Figure record extracts
########

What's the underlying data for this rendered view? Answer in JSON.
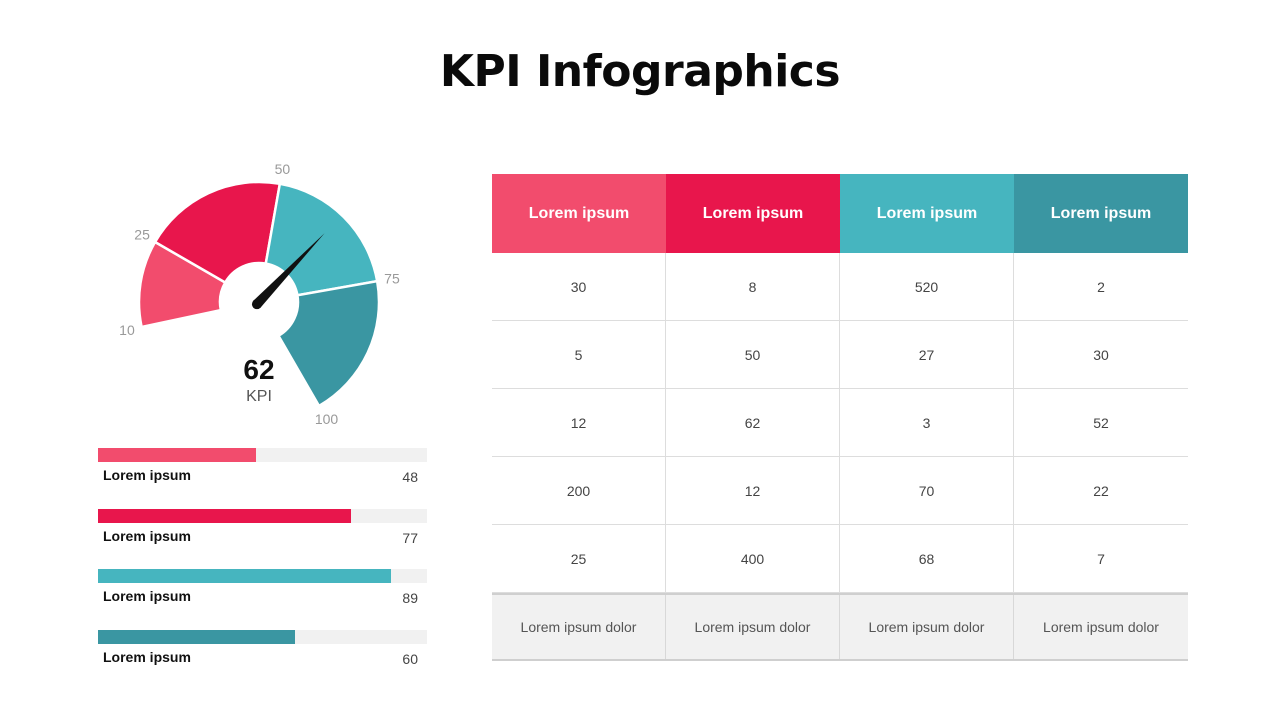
{
  "title": "KPI Infographics",
  "colors": {
    "pink": "#F24C6D",
    "red": "#E8164C",
    "teal": "#46B5BF",
    "dark_teal": "#3A96A2",
    "track": "#F1F1F1",
    "needle": "#111111",
    "scale_text": "#999999"
  },
  "chart_data": [
    {
      "type": "gauge",
      "value": 62,
      "value_label": "62",
      "caption": "KPI",
      "scale_min": 0,
      "scale_max": 100,
      "scale_labels": [
        "10",
        "25",
        "50",
        "75",
        "100"
      ],
      "segments": [
        {
          "from": 10,
          "to": 25,
          "color": "#F24C6D"
        },
        {
          "from": 25,
          "to": 50,
          "color": "#E8164C"
        },
        {
          "from": 50,
          "to": 75,
          "color": "#46B5BF"
        },
        {
          "from": 75,
          "to": 100,
          "color": "#3A96A2"
        }
      ]
    },
    {
      "type": "bar",
      "orientation": "horizontal",
      "max": 100,
      "items": [
        {
          "label": "Lorem ipsum",
          "value": 48,
          "value_text": "48",
          "color": "#F24C6D"
        },
        {
          "label": "Lorem ipsum",
          "value": 77,
          "value_text": "77",
          "color": "#E8164C"
        },
        {
          "label": "Lorem ipsum",
          "value": 89,
          "value_text": "89",
          "color": "#46B5BF"
        },
        {
          "label": "Lorem ipsum",
          "value": 60,
          "value_text": "60",
          "color": "#3A96A2"
        }
      ]
    },
    {
      "type": "table",
      "headers": [
        {
          "label": "Lorem ipsum",
          "color": "#F24C6D"
        },
        {
          "label": "Lorem ipsum",
          "color": "#E8164C"
        },
        {
          "label": "Lorem ipsum",
          "color": "#46B5BF"
        },
        {
          "label": "Lorem ipsum",
          "color": "#3A96A2"
        }
      ],
      "rows": [
        [
          "30",
          "8",
          "520",
          "2"
        ],
        [
          "5",
          "50",
          "27",
          "30"
        ],
        [
          "12",
          "62",
          "3",
          "52"
        ],
        [
          "200",
          "12",
          "70",
          "22"
        ],
        [
          "25",
          "400",
          "68",
          "7"
        ]
      ],
      "footer": [
        "Lorem ipsum dolor",
        "Lorem ipsum dolor",
        "Lorem ipsum dolor",
        "Lorem ipsum dolor"
      ]
    }
  ]
}
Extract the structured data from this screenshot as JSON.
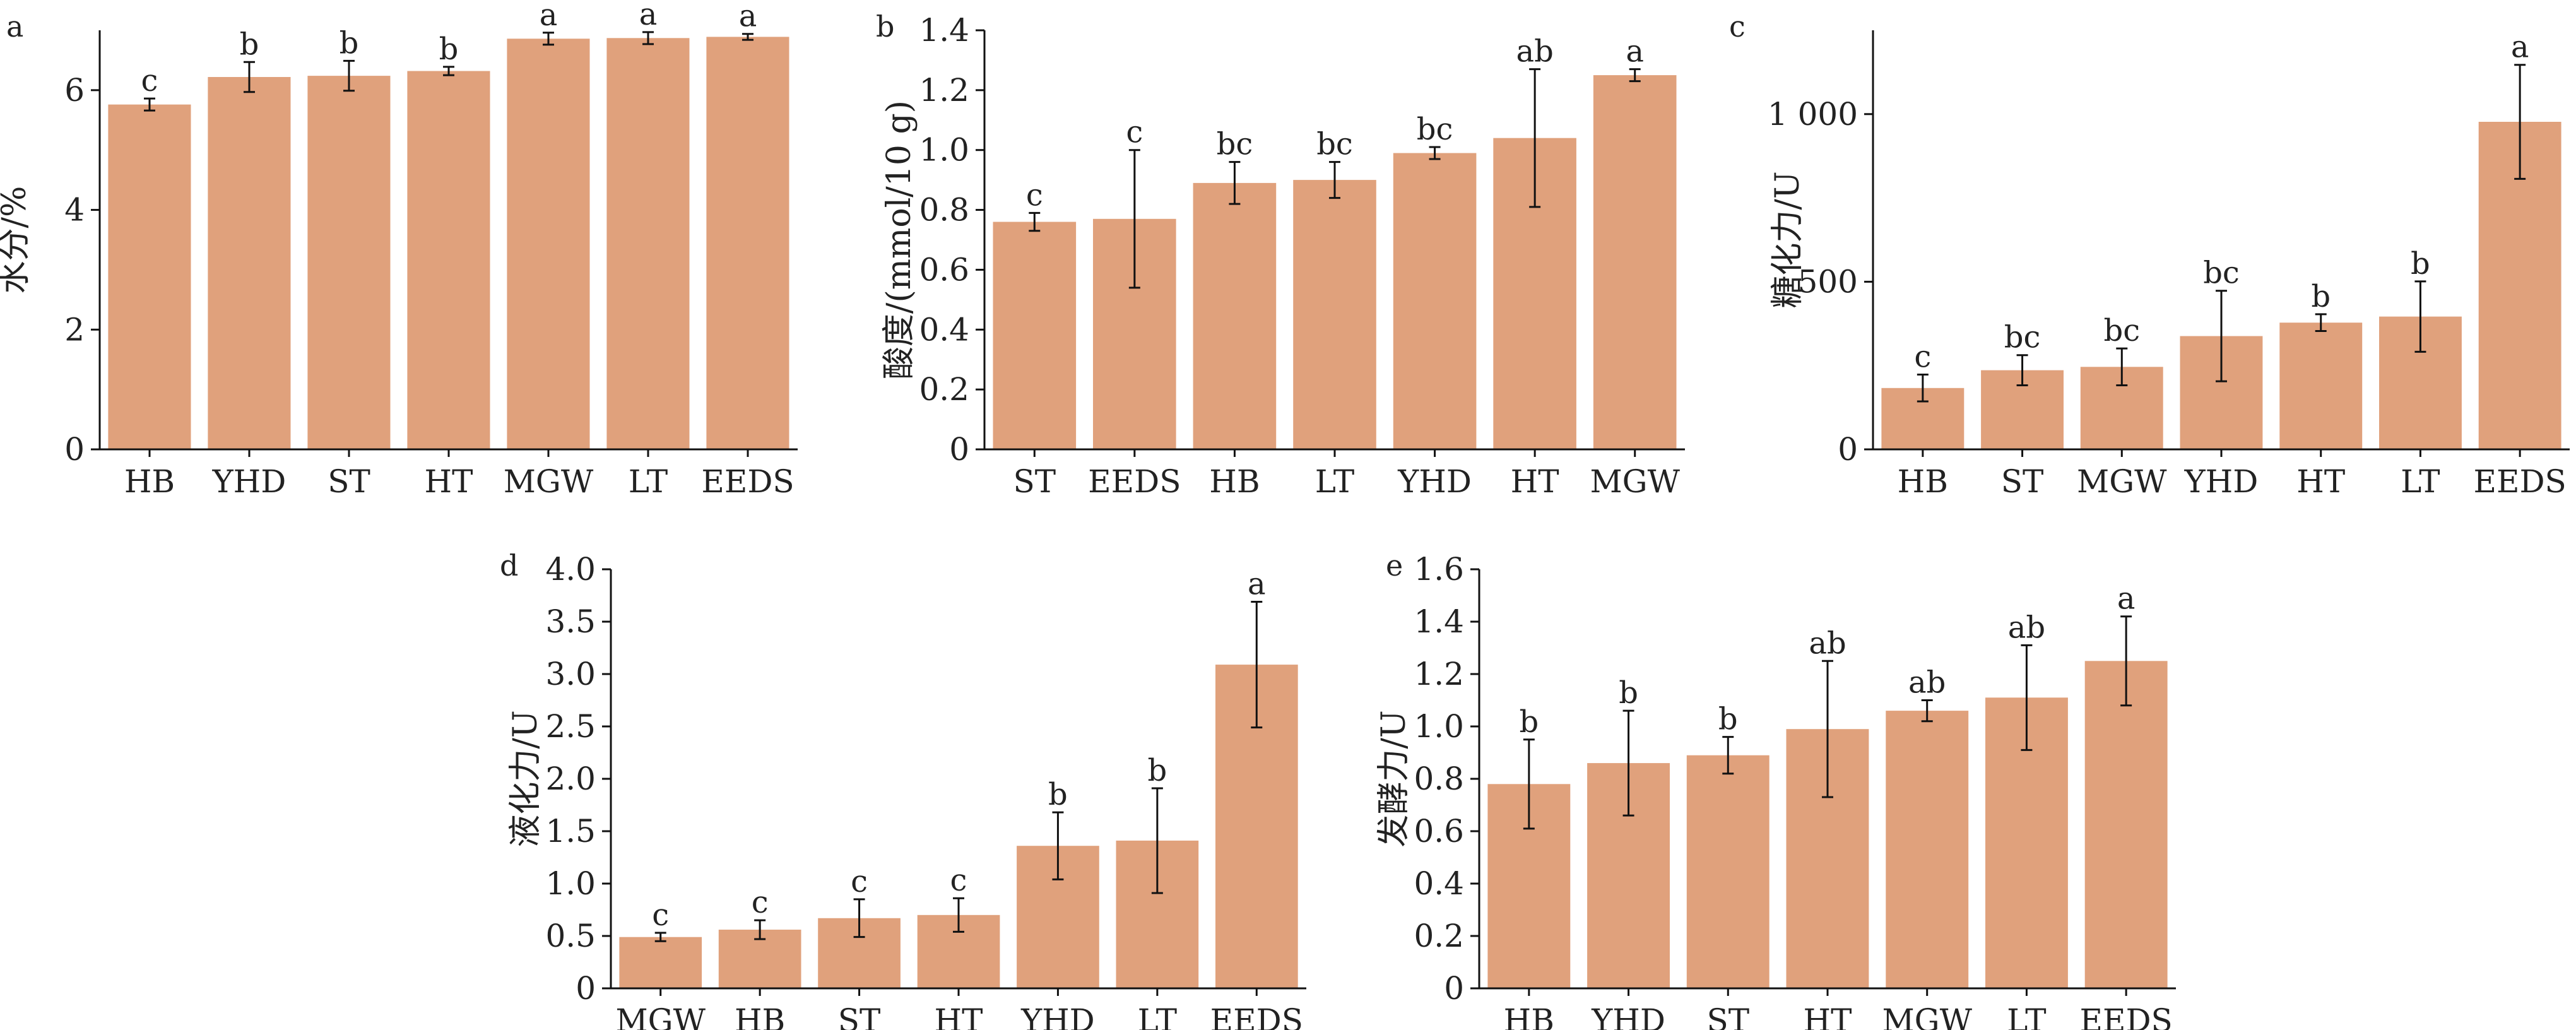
{
  "figure": {
    "bar_color": "#e0a17c",
    "panels": [
      {
        "panel_label": "a",
        "chart_data": {
          "type": "bar",
          "ylabel": "水分/%",
          "categories": [
            "HB",
            "YHD",
            "ST",
            "HT",
            "MGW",
            "LT",
            "EEDS"
          ],
          "values": [
            5.76,
            6.22,
            6.24,
            6.32,
            6.86,
            6.87,
            6.89
          ],
          "errors": [
            0.1,
            0.25,
            0.25,
            0.07,
            0.1,
            0.1,
            0.05
          ],
          "significance": [
            "c",
            "b",
            "b",
            "b",
            "a",
            "a",
            "a"
          ],
          "ylim": [
            0,
            7.0
          ],
          "yticks": [
            0,
            2,
            4,
            6
          ],
          "ytick_labels": [
            "0",
            "2",
            "4",
            "6"
          ]
        }
      },
      {
        "panel_label": "b",
        "chart_data": {
          "type": "bar",
          "ylabel": "酸度/(mmol/10 g)",
          "categories": [
            "ST",
            "EEDS",
            "HB",
            "LT",
            "YHD",
            "HT",
            "MGW"
          ],
          "values": [
            0.76,
            0.77,
            0.89,
            0.9,
            0.99,
            1.04,
            1.25
          ],
          "errors": [
            0.03,
            0.23,
            0.07,
            0.06,
            0.02,
            0.23,
            0.02
          ],
          "significance": [
            "c",
            "c",
            "bc",
            "bc",
            "bc",
            "ab",
            "a"
          ],
          "ylim": [
            0,
            1.4
          ],
          "yticks": [
            0,
            0.2,
            0.4,
            0.6,
            0.8,
            1.0,
            1.2,
            1.4
          ],
          "ytick_labels": [
            "0",
            "0.2",
            "0.4",
            "0.6",
            "0.8",
            "1.0",
            "1.2",
            "1.4"
          ]
        }
      },
      {
        "panel_label": "c",
        "chart_data": {
          "type": "bar",
          "ylabel": "糖化力/U",
          "categories": [
            "HB",
            "ST",
            "MGW",
            "YHD",
            "HT",
            "LT",
            "EEDS"
          ],
          "values": [
            183,
            236,
            246,
            338,
            378,
            396,
            977
          ],
          "errors": [
            40,
            45,
            55,
            135,
            25,
            105,
            170
          ],
          "significance": [
            "c",
            "bc",
            "bc",
            "bc",
            "b",
            "b",
            "a"
          ],
          "ylim": [
            0,
            1250
          ],
          "yticks": [
            0,
            500,
            1000
          ],
          "ytick_labels": [
            "0",
            "500",
            "1 000"
          ]
        }
      },
      {
        "panel_label": "d",
        "chart_data": {
          "type": "bar",
          "ylabel": "液化力/U",
          "categories": [
            "MGW",
            "HB",
            "ST",
            "HT",
            "YHD",
            "LT",
            "EEDS"
          ],
          "values": [
            0.49,
            0.56,
            0.67,
            0.7,
            1.36,
            1.41,
            3.09
          ],
          "errors": [
            0.04,
            0.09,
            0.18,
            0.16,
            0.32,
            0.5,
            0.6
          ],
          "significance": [
            "c",
            "c",
            "c",
            "c",
            "b",
            "b",
            "a"
          ],
          "ylim": [
            0,
            4.0
          ],
          "yticks": [
            0,
            0.5,
            1.0,
            1.5,
            2.0,
            2.5,
            3.0,
            3.5,
            4.0
          ],
          "ytick_labels": [
            "0",
            "0.5",
            "1.0",
            "1.5",
            "2.0",
            "2.5",
            "3.0",
            "3.5",
            "4.0"
          ]
        }
      },
      {
        "panel_label": "e",
        "chart_data": {
          "type": "bar",
          "ylabel": "发酵力/U",
          "categories": [
            "HB",
            "YHD",
            "ST",
            "HT",
            "MGW",
            "LT",
            "EEDS"
          ],
          "values": [
            0.78,
            0.86,
            0.89,
            0.99,
            1.06,
            1.11,
            1.25
          ],
          "errors": [
            0.17,
            0.2,
            0.07,
            0.26,
            0.04,
            0.2,
            0.17
          ],
          "significance": [
            "b",
            "b",
            "b",
            "ab",
            "ab",
            "ab",
            "a"
          ],
          "ylim": [
            0,
            1.6
          ],
          "yticks": [
            0,
            0.2,
            0.4,
            0.6,
            0.8,
            1.0,
            1.2,
            1.4,
            1.6
          ],
          "ytick_labels": [
            "0",
            "0.2",
            "0.4",
            "0.6",
            "0.8",
            "1.0",
            "1.2",
            "1.4",
            "1.6"
          ]
        }
      }
    ]
  }
}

########

» **WHAT IS BEING ASKED**:
In your copy of the records, include no pictures; repeat everything else exactly.

» **EXPECTED ANSWER**:
What's the underlying data for this rendered view? Answer in JSON.
{
  "title": "KPI Infographics",
  "colors": {
    "pink": "#F24C6D",
    "red": "#E8164C",
    "teal": "#46B5BF",
    "dark_teal": "#3A96A2",
    "track": "#F1F1F1",
    "needle": "#111111",
    "scale_text": "#999999"
  },
  "chart_data": [
    {
      "type": "gauge",
      "value": 62,
      "value_label": "62",
      "caption": "KPI",
      "scale_min": 0,
      "scale_max": 100,
      "scale_labels": [
        "10",
        "25",
        "50",
        "75",
        "100"
      ],
      "segments": [
        {
          "from": 10,
          "to": 25,
          "color": "#F24C6D"
        },
        {
          "from": 25,
          "to": 50,
          "color": "#E8164C"
        },
        {
          "from": 50,
          "to": 75,
          "color": "#46B5BF"
        },
        {
          "from": 75,
          "to": 100,
          "color": "#3A96A2"
        }
      ]
    },
    {
      "type": "bar",
      "orientation": "horizontal",
      "max": 100,
      "items": [
        {
          "label": "Lorem ipsum",
          "value": 48,
          "value_text": "48",
          "color": "#F24C6D"
        },
        {
          "label": "Lorem ipsum",
          "value": 77,
          "value_text": "77",
          "color": "#E8164C"
        },
        {
          "label": "Lorem ipsum",
          "value": 89,
          "value_text": "89",
          "color": "#46B5BF"
        },
        {
          "label": "Lorem ipsum",
          "value": 60,
          "value_text": "60",
          "color": "#3A96A2"
        }
      ]
    },
    {
      "type": "table",
      "headers": [
        {
          "label": "Lorem ipsum",
          "color": "#F24C6D"
        },
        {
          "label": "Lorem ipsum",
          "color": "#E8164C"
        },
        {
          "label": "Lorem ipsum",
          "color": "#46B5BF"
        },
        {
          "label": "Lorem ipsum",
          "color": "#3A96A2"
        }
      ],
      "rows": [
        [
          "30",
          "8",
          "520",
          "2"
        ],
        [
          "5",
          "50",
          "27",
          "30"
        ],
        [
          "12",
          "62",
          "3",
          "52"
        ],
        [
          "200",
          "12",
          "70",
          "22"
        ],
        [
          "25",
          "400",
          "68",
          "7"
        ]
      ],
      "footer": [
        "Lorem ipsum dolor",
        "Lorem ipsum dolor",
        "Lorem ipsum dolor",
        "Lorem ipsum dolor"
      ]
    }
  ]
}
Extract the structured data from this screenshot as JSON.
{
  "figure": {
    "bar_color": "#e0a17c",
    "panels": [
      {
        "panel_label": "a",
        "chart_data": {
          "type": "bar",
          "ylabel": "水分/%",
          "categories": [
            "HB",
            "YHD",
            "ST",
            "HT",
            "MGW",
            "LT",
            "EEDS"
          ],
          "values": [
            5.76,
            6.22,
            6.24,
            6.32,
            6.86,
            6.87,
            6.89
          ],
          "errors": [
            0.1,
            0.25,
            0.25,
            0.07,
            0.1,
            0.1,
            0.05
          ],
          "significance": [
            "c",
            "b",
            "b",
            "b",
            "a",
            "a",
            "a"
          ],
          "ylim": [
            0,
            7.0
          ],
          "yticks": [
            0,
            2,
            4,
            6
          ],
          "ytick_labels": [
            "0",
            "2",
            "4",
            "6"
          ]
        }
      },
      {
        "panel_label": "b",
        "chart_data": {
          "type": "bar",
          "ylabel": "酸度/(mmol/10 g)",
          "categories": [
            "ST",
            "EEDS",
            "HB",
            "LT",
            "YHD",
            "HT",
            "MGW"
          ],
          "values": [
            0.76,
            0.77,
            0.89,
            0.9,
            0.99,
            1.04,
            1.25
          ],
          "errors": [
            0.03,
            0.23,
            0.07,
            0.06,
            0.02,
            0.23,
            0.02
          ],
          "significance": [
            "c",
            "c",
            "bc",
            "bc",
            "bc",
            "ab",
            "a"
          ],
          "ylim": [
            0,
            1.4
          ],
          "yticks": [
            0,
            0.2,
            0.4,
            0.6,
            0.8,
            1.0,
            1.2,
            1.4
          ],
          "ytick_labels": [
            "0",
            "0.2",
            "0.4",
            "0.6",
            "0.8",
            "1.0",
            "1.2",
            "1.4"
          ]
        }
      },
      {
        "panel_label": "c",
        "chart_data": {
          "type": "bar",
          "ylabel": "糖化力/U",
          "categories": [
            "HB",
            "ST",
            "MGW",
            "YHD",
            "HT",
            "LT",
            "EEDS"
          ],
          "values": [
            183,
            236,
            246,
            338,
            378,
            396,
            977
          ],
          "errors": [
            40,
            45,
            55,
            135,
            25,
            105,
            170
          ],
          "significance": [
            "c",
            "bc",
            "bc",
            "bc",
            "b",
            "b",
            "a"
          ],
          "ylim": [
            0,
            1250
          ],
          "yticks": [
            0,
            500,
            1000
          ],
          "ytick_labels": [
            "0",
            "500",
            "1 000"
          ]
        }
      },
      {
        "panel_label": "d",
        "chart_data": {
          "type": "bar",
          "ylabel": "液化力/U",
          "categories": [
            "MGW",
            "HB",
            "ST",
            "HT",
            "YHD",
            "LT",
            "EEDS"
          ],
          "values": [
            0.49,
            0.56,
            0.67,
            0.7,
            1.36,
            1.41,
            3.09
          ],
          "errors": [
            0.04,
            0.09,
            0.18,
            0.16,
            0.32,
            0.5,
            0.6
          ],
          "significance": [
            "c",
            "c",
            "c",
            "c",
            "b",
            "b",
            "a"
          ],
          "ylim": [
            0,
            4.0
          ],
          "yticks": [
            0,
            0.5,
            1.0,
            1.5,
            2.0,
            2.5,
            3.0,
            3.5,
            4.0
          ],
          "ytick_labels": [
            "0",
            "0.5",
            "1.0",
            "1.5",
            "2.0",
            "2.5",
            "3.0",
            "3.5",
            "4.0"
          ]
        }
      },
      {
        "panel_label": "e",
        "chart_data": {
          "type": "bar",
          "ylabel": "发酵力/U",
          "categories": [
            "HB",
            "YHD",
            "ST",
            "HT",
            "MGW",
            "LT",
            "EEDS"
          ],
          "values": [
            0.78,
            0.86,
            0.89,
            0.99,
            1.06,
            1.11,
            1.25
          ],
          "errors": [
            0.17,
            0.2,
            0.07,
            0.26,
            0.04,
            0.2,
            0.17
          ],
          "significance": [
            "b",
            "b",
            "b",
            "ab",
            "ab",
            "ab",
            "a"
          ],
          "ylim": [
            0,
            1.6
          ],
          "yticks": [
            0,
            0.2,
            0.4,
            0.6,
            0.8,
            1.0,
            1.2,
            1.4,
            1.6
          ],
          "ytick_labels": [
            "0",
            "0.2",
            "0.4",
            "0.6",
            "0.8",
            "1.0",
            "1.2",
            "1.4",
            "1.6"
          ]
        }
      }
    ]
  }
}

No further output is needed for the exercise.